| WHAT THIS TASK INVOLVES |
Make an exact transcription of the material, leaving out all images.
## BEGIN RECORDS TO USE
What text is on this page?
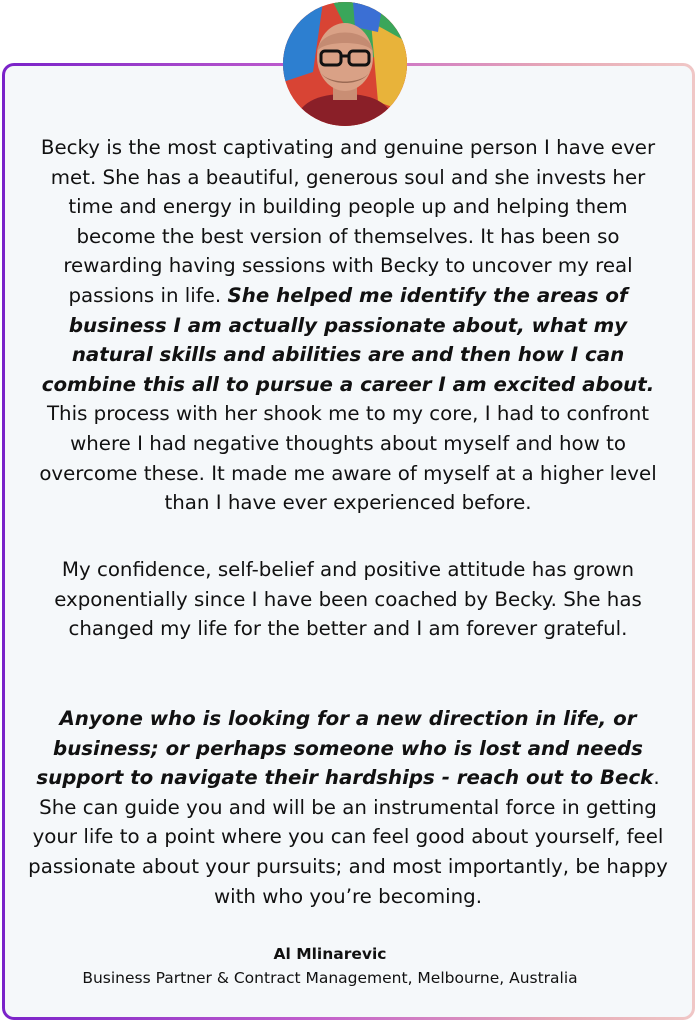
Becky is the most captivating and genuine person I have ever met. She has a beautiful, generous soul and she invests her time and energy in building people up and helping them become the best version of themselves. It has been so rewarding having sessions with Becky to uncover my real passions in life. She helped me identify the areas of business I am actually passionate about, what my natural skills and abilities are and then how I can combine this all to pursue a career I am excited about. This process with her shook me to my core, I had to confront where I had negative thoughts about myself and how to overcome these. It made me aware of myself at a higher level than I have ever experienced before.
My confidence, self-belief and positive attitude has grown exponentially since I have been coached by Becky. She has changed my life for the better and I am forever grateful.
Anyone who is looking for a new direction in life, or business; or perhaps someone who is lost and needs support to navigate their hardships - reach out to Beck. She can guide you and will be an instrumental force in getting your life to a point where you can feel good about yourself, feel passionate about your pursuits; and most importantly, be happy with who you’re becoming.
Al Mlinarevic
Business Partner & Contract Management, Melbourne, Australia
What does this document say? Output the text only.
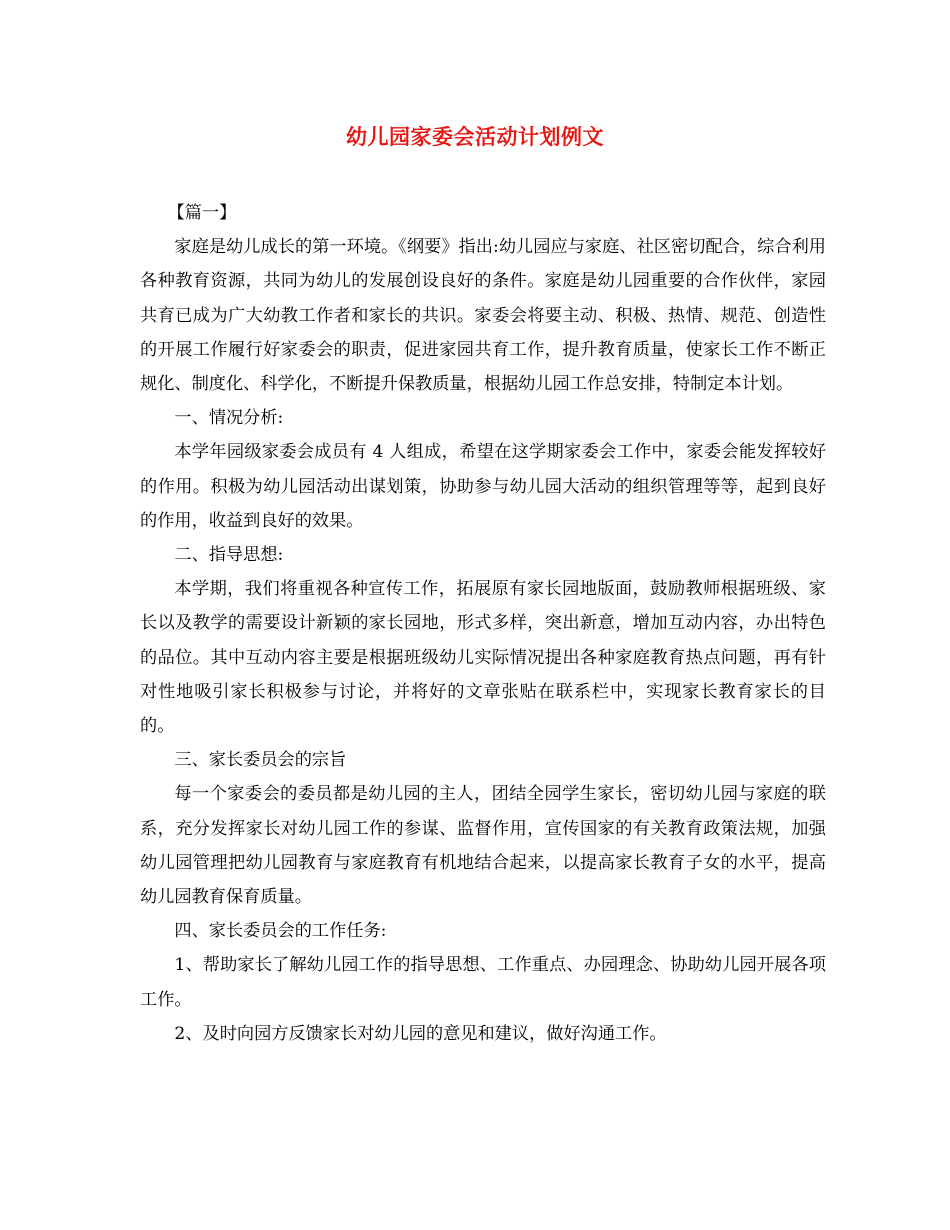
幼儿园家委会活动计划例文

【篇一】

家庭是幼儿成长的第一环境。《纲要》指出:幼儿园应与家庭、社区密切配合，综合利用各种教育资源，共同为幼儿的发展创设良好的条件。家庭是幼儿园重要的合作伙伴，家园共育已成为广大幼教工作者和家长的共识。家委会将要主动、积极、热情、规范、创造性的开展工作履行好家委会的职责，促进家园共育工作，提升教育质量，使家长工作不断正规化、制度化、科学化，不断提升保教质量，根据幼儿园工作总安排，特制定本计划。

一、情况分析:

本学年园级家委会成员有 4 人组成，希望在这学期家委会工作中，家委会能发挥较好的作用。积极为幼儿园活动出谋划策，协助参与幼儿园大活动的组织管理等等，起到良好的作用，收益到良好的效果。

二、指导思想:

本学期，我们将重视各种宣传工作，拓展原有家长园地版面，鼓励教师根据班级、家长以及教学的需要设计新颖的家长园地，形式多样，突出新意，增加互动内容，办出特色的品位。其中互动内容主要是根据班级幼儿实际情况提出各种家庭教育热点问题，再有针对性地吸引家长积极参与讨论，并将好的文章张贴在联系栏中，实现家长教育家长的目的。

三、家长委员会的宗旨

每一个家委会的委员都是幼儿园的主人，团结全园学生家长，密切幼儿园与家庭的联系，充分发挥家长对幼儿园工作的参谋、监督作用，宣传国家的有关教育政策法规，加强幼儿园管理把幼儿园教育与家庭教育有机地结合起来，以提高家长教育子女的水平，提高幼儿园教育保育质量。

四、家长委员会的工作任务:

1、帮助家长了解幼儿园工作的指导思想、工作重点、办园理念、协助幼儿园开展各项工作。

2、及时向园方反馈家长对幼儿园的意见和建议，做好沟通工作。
## END RECORDS TO USE
| TASK RESULT |
What text is on this page?
Becky is the most captivating and genuine person I have ever met. She has a beautiful, generous soul and she invests her time and energy in building people up and helping them become the best version of themselves. It has been so rewarding having sessions with Becky to uncover my real passions in life. She helped me identify the areas of business I am actually passionate about, what my natural skills and abilities are and then how I can combine this all to pursue a career I am excited about. This process with her shook me to my core, I had to confront where I had negative thoughts about myself and how to overcome these. It made me aware of myself at a higher level than I have ever experienced before.
My confidence, self-belief and positive attitude has grown exponentially since I have been coached by Becky. She has changed my life for the better and I am forever grateful.
Anyone who is looking for a new direction in life, or business; or perhaps someone who is lost and needs support to navigate their hardships - reach out to Beck. She can guide you and will be an instrumental force in getting your life to a point where you can feel good about yourself, feel passionate about your pursuits; and most importantly, be happy with who you’re becoming.
Al Mlinarevic
Business Partner & Contract Management, Melbourne, Australia
What does this document say? Output the text only.
幼儿园家委会活动计划例文

【篇一】

家庭是幼儿成长的第一环境。《纲要》指出:幼儿园应与家庭、社区密切配合，综合利用各种教育资源，共同为幼儿的发展创设良好的条件。家庭是幼儿园重要的合作伙伴，家园共育已成为广大幼教工作者和家长的共识。家委会将要主动、积极、热情、规范、创造性的开展工作履行好家委会的职责，促进家园共育工作，提升教育质量，使家长工作不断正规化、制度化、科学化，不断提升保教质量，根据幼儿园工作总安排，特制定本计划。

一、情况分析:

本学年园级家委会成员有 4 人组成，希望在这学期家委会工作中，家委会能发挥较好的作用。积极为幼儿园活动出谋划策，协助参与幼儿园大活动的组织管理等等，起到良好的作用，收益到良好的效果。

二、指导思想:

本学期，我们将重视各种宣传工作，拓展原有家长园地版面，鼓励教师根据班级、家长以及教学的需要设计新颖的家长园地，形式多样，突出新意，增加互动内容，办出特色的品位。其中互动内容主要是根据班级幼儿实际情况提出各种家庭教育热点问题，再有针对性地吸引家长积极参与讨论，并将好的文章张贴在联系栏中，实现家长教育家长的目的。

三、家长委员会的宗旨

每一个家委会的委员都是幼儿园的主人，团结全园学生家长，密切幼儿园与家庭的联系，充分发挥家长对幼儿园工作的参谋、监督作用，宣传国家的有关教育政策法规，加强幼儿园管理把幼儿园教育与家庭教育有机地结合起来，以提高家长教育子女的水平，提高幼儿园教育保育质量。

四、家长委员会的工作任务:

1、帮助家长了解幼儿园工作的指导思想、工作重点、办园理念、协助幼儿园开展各项工作。

2、及时向园方反馈家长对幼儿园的意见和建议，做好沟通工作。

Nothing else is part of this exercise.